Task directions:
Give back the full listing verbatim, apart from its images.
============
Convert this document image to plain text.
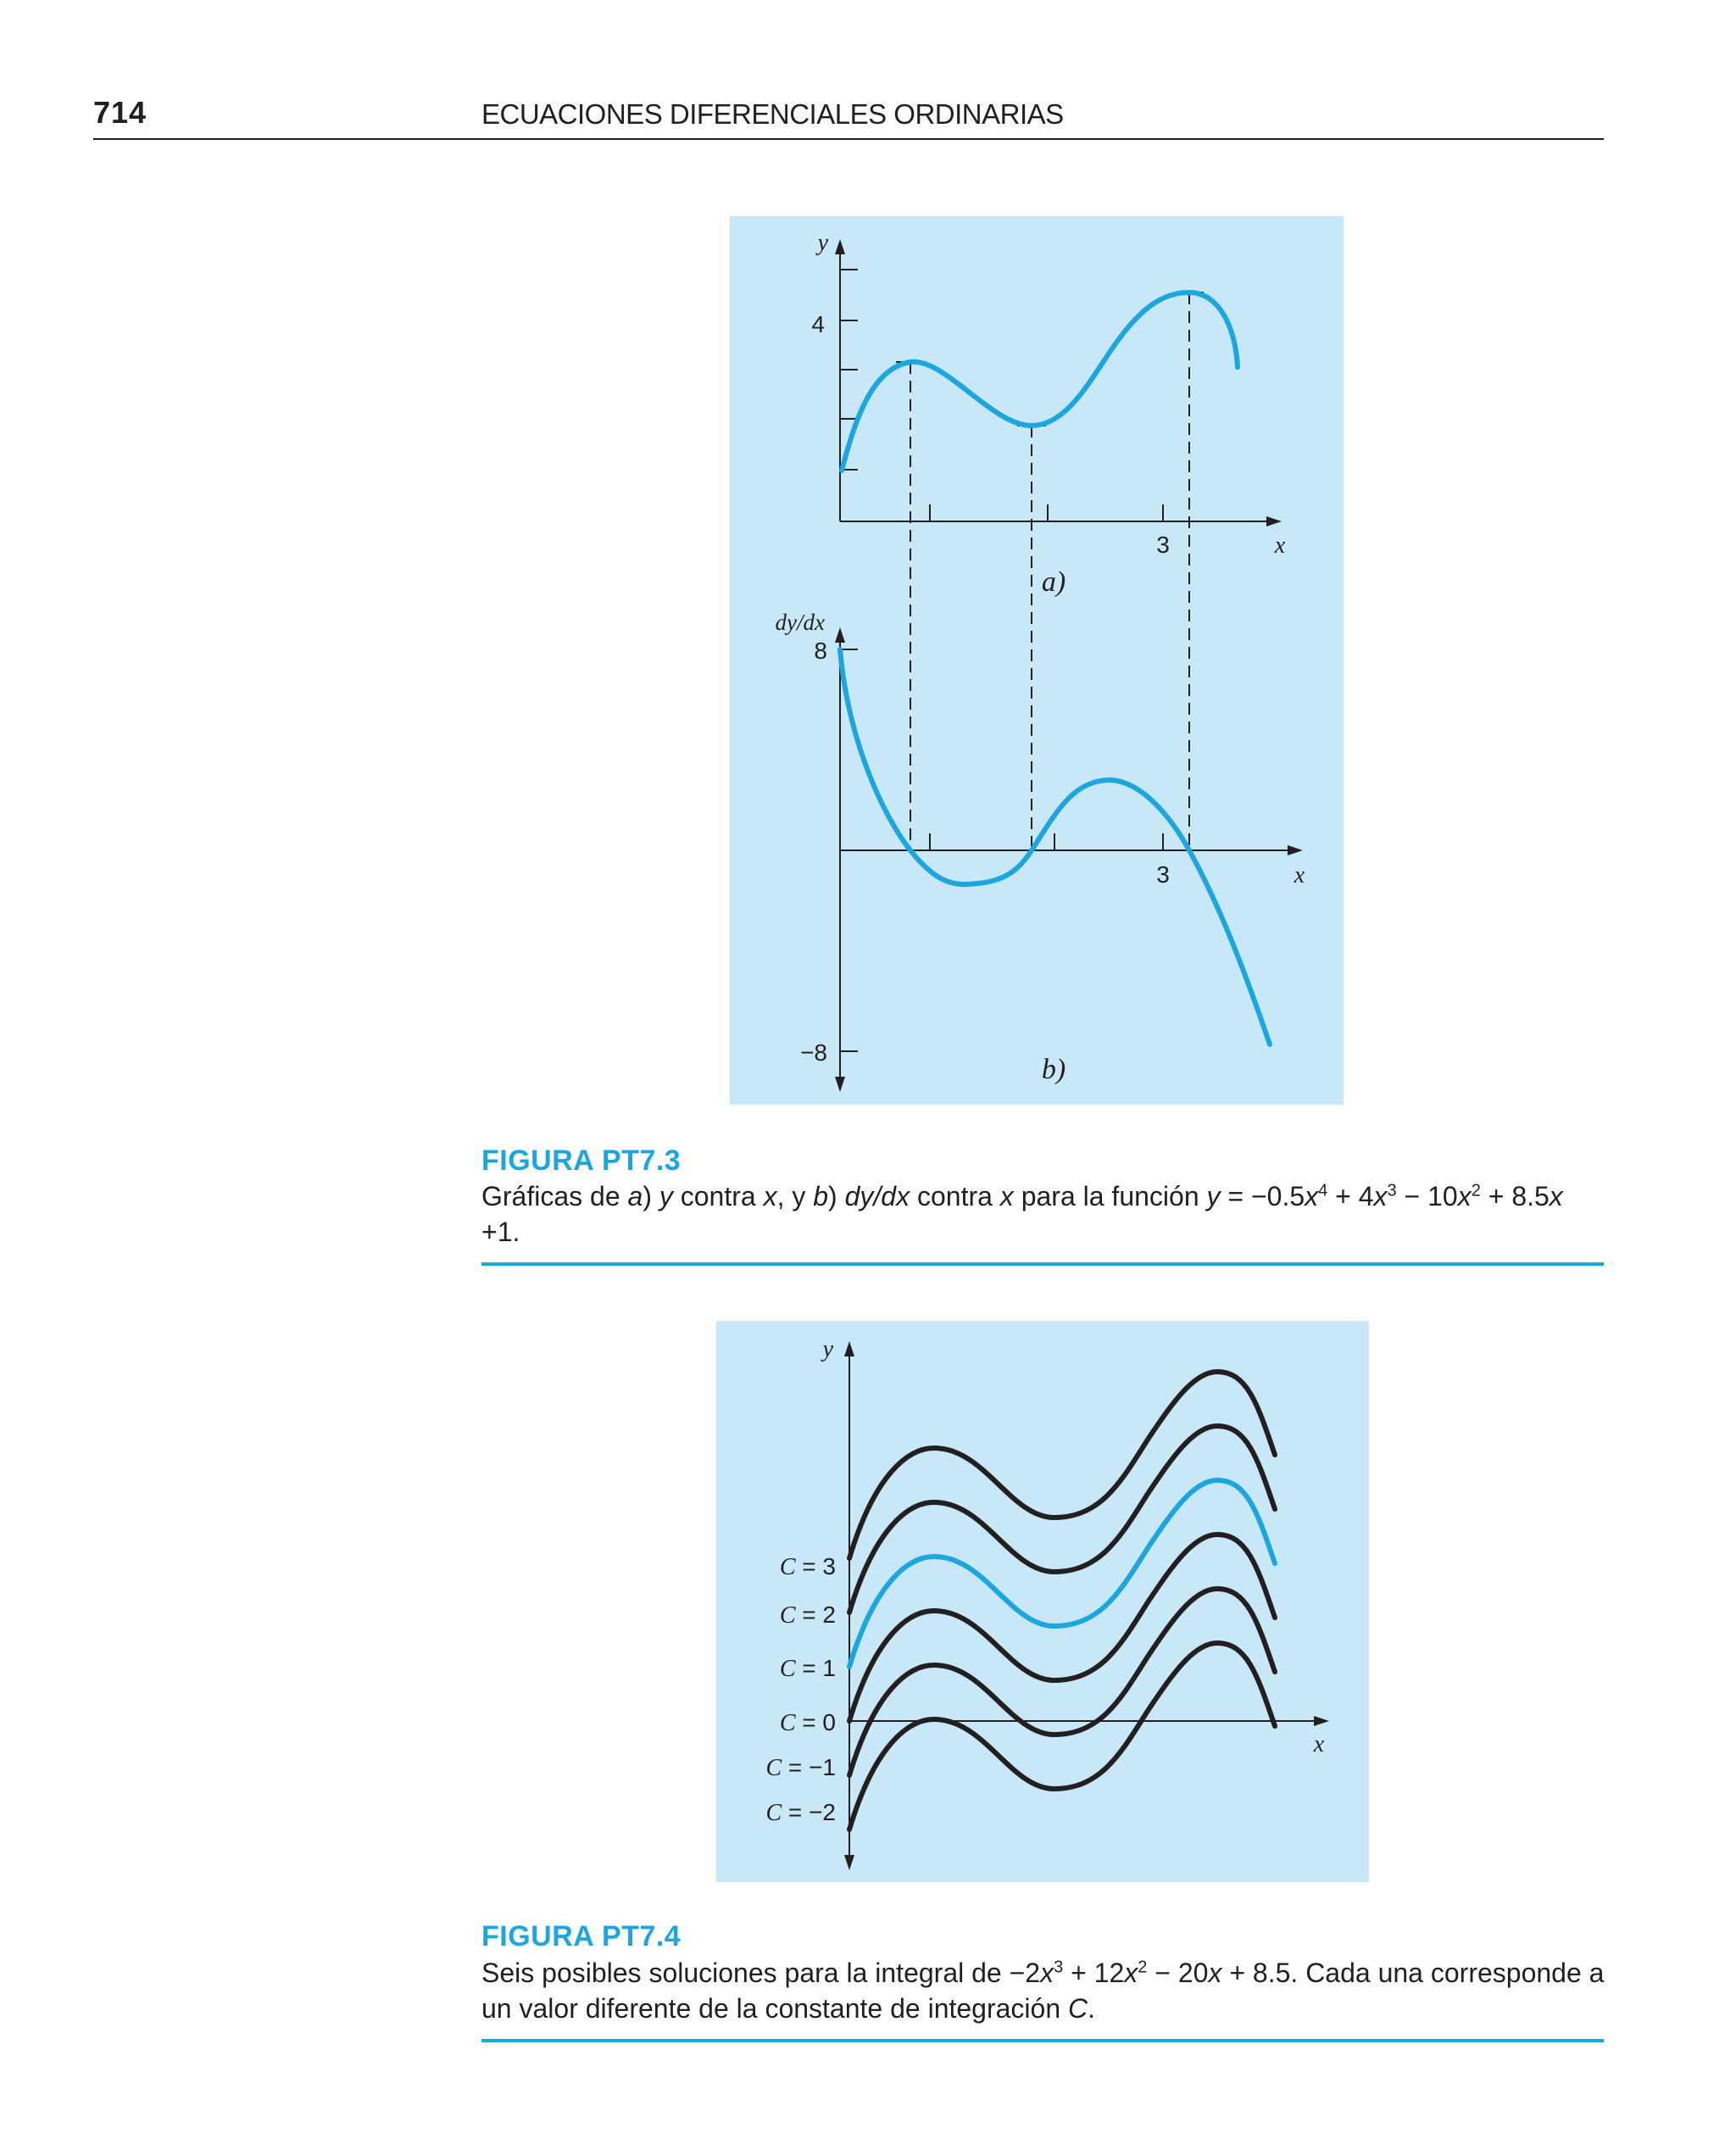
714	ECUACIONES DIFERENCIALES ORDINARIAS
y
4
3	x
a)
dy/dx
8
−8
3	x
b)
FIGURA PT7.3
Gráficas de a) y contra x, y b) dy/dx contra x para la función $y = -0.5x^4 + 4x^3 - 10x^2 + 8.5x +1$.
C = 3
C = 2
C = 1
C = 0
C = −1
C = −2
y
x
FIGURA PT7.4
Seis posibles soluciones para la integral de $-2x^3 + 12x^2 - 20x + 8.5$. Cada una corresponde a un valor diferente de la constante de integración C.
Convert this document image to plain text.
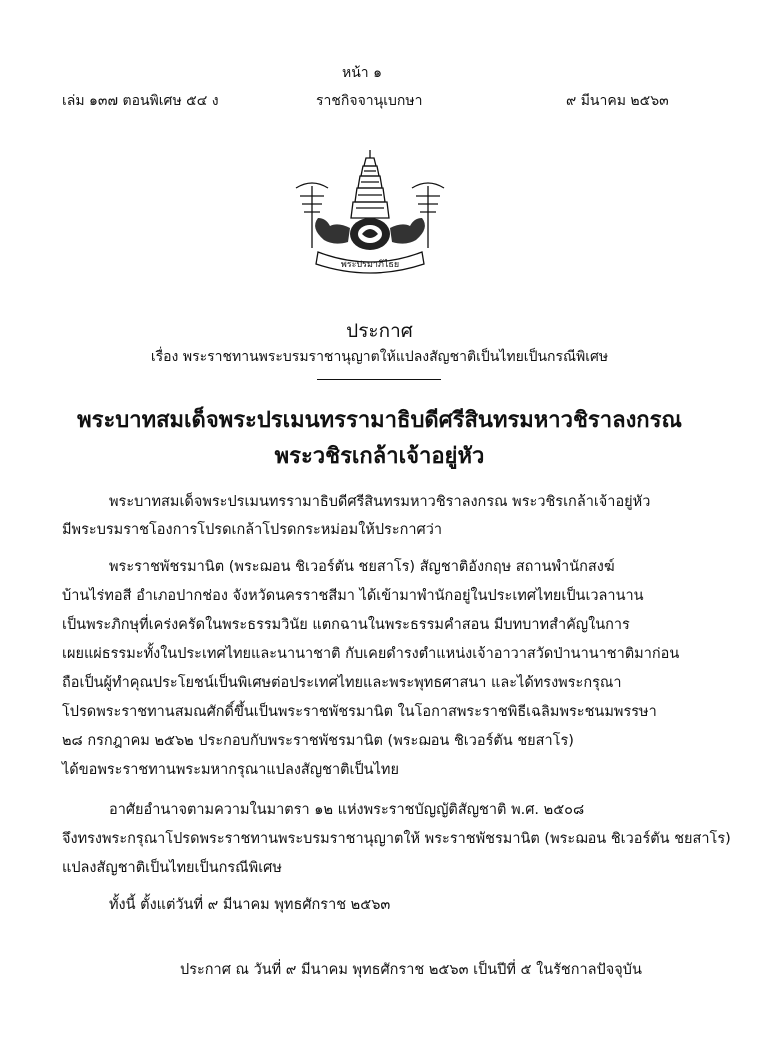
หน้า ๑
เล่ม ๑๓๗ ตอนพิเศษ ๕๔ ง	ราชกิจจานุเบกษา	๙ มีนาคม ๒๕๖๓
พระปรมาภิไธย
ประกาศ
เรื่อง พระราชทานพระบรมราชานุญาตให้แปลงสัญชาติเป็นไทยเป็นกรณีพิเศษ
พระบาทสมเด็จพระปรเมนทรรามาธิบดีศรีสินทรมหาวชิราลงกรณ
พระวชิรเกล้าเจ้าอยู่หัว
พระบาทสมเด็จพระปรเมนทรรามาธิบดีศรีสินทรมหาวชิราลงกรณ พระวชิรเกล้าเจ้าอยู่หัว
มีพระบรมราชโองการโปรดเกล้าโปรดกระหม่อมให้ประกาศว่า
พระราชพัชรมานิต (พระฌอน ชิเวอร์ตัน ชยสาโร) สัญชาติอังกฤษ สถานพำนักสงฆ์
บ้านไร่ทอสี อำเภอปากช่อง จังหวัดนครราชสีมา ได้เข้ามาพำนักอยู่ในประเทศไทยเป็นเวลานาน
เป็นพระภิกษุที่เคร่งครัดในพระธรรมวินัย แตกฉานในพระธรรมคำสอน มีบทบาทสำคัญในการ
เผยแผ่ธรรมะทั้งในประเทศไทยและนานาชาติ กับเคยดำรงตำแหน่งเจ้าอาวาสวัดป่านานาชาติมาก่อน
ถือเป็นผู้ทำคุณประโยชน์เป็นพิเศษต่อประเทศไทยและพระพุทธศาสนา และได้ทรงพระกรุณา
โปรดพระราชทานสมณศักดิ์ขึ้นเป็นพระราชพัชรมานิต ในโอกาสพระราชพิธีเฉลิมพระชนมพรรษา
๒๘ กรกฎาคม ๒๕๖๒ ประกอบกับพระราชพัชรมานิต (พระฌอน ชิเวอร์ตัน ชยสาโร)
ได้ขอพระราชทานพระมหากรุณาแปลงสัญชาติเป็นไทย
อาศัยอำนาจตามความในมาตรา ๑๒ แห่งพระราชบัญญัติสัญชาติ พ.ศ. ๒๕๐๘
จึงทรงพระกรุณาโปรดพระราชทานพระบรมราชานุญาตให้ พระราชพัชรมานิต (พระฌอน ชิเวอร์ตัน ชยสาโร)
แปลงสัญชาติเป็นไทยเป็นกรณีพิเศษ
ทั้งนี้ ตั้งแต่วันที่ ๙ มีนาคม พุทธศักราช ๒๕๖๓
ประกาศ ณ วันที่ ๙ มีนาคม พุทธศักราช ๒๕๖๓ เป็นปีที่ ๕ ในรัชกาลปัจจุบัน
============
Answer to this problem:
Convert this document image to plain text.
714	ECUACIONES DIFERENCIALES ORDINARIAS
y
4
3	x
a)
dy/dx
8
−8
3	x
b)
FIGURA PT7.3
Gráficas de a) y contra x, y b) dy/dx contra x para la función $y = -0.5x^4 + 4x^3 - 10x^2 + 8.5x +1$.
C = 3
C = 2
C = 1
C = 0
C = −1
C = −2
y
x
FIGURA PT7.4
Seis posibles soluciones para la integral de $-2x^3 + 12x^2 - 20x + 8.5$. Cada una corresponde a un valor diferente de la constante de integración C.
Convert this document image to plain text.
หน้า ๑
เล่ม ๑๓๗ ตอนพิเศษ ๕๔ ง	ราชกิจจานุเบกษา	๙ มีนาคม ๒๕๖๓
พระปรมาภิไธย
ประกาศ
เรื่อง พระราชทานพระบรมราชานุญาตให้แปลงสัญชาติเป็นไทยเป็นกรณีพิเศษ
พระบาทสมเด็จพระปรเมนทรรามาธิบดีศรีสินทรมหาวชิราลงกรณ
พระวชิรเกล้าเจ้าอยู่หัว
พระบาทสมเด็จพระปรเมนทรรามาธิบดีศรีสินทรมหาวชิราลงกรณ พระวชิรเกล้าเจ้าอยู่หัว
มีพระบรมราชโองการโปรดเกล้าโปรดกระหม่อมให้ประกาศว่า
พระราชพัชรมานิต (พระฌอน ชิเวอร์ตัน ชยสาโร) สัญชาติอังกฤษ สถานพำนักสงฆ์
บ้านไร่ทอสี อำเภอปากช่อง จังหวัดนครราชสีมา ได้เข้ามาพำนักอยู่ในประเทศไทยเป็นเวลานาน
เป็นพระภิกษุที่เคร่งครัดในพระธรรมวินัย แตกฉานในพระธรรมคำสอน มีบทบาทสำคัญในการ
เผยแผ่ธรรมะทั้งในประเทศไทยและนานาชาติ กับเคยดำรงตำแหน่งเจ้าอาวาสวัดป่านานาชาติมาก่อน
ถือเป็นผู้ทำคุณประโยชน์เป็นพิเศษต่อประเทศไทยและพระพุทธศาสนา และได้ทรงพระกรุณา
โปรดพระราชทานสมณศักดิ์ขึ้นเป็นพระราชพัชรมานิต ในโอกาสพระราชพิธีเฉลิมพระชนมพรรษา
๒๘ กรกฎาคม ๒๕๖๒ ประกอบกับพระราชพัชรมานิต (พระฌอน ชิเวอร์ตัน ชยสาโร)
ได้ขอพระราชทานพระมหากรุณาแปลงสัญชาติเป็นไทย
อาศัยอำนาจตามความในมาตรา ๑๒ แห่งพระราชบัญญัติสัญชาติ พ.ศ. ๒๕๐๘
จึงทรงพระกรุณาโปรดพระราชทานพระบรมราชานุญาตให้ พระราชพัชรมานิต (พระฌอน ชิเวอร์ตัน ชยสาโร)
แปลงสัญชาติเป็นไทยเป็นกรณีพิเศษ
ทั้งนี้ ตั้งแต่วันที่ ๙ มีนาคม พุทธศักราช ๒๕๖๓
ประกาศ ณ วันที่ ๙ มีนาคม พุทธศักราช ๒๕๖๓ เป็นปีที่ ๕ ในรัชกาลปัจจุบัน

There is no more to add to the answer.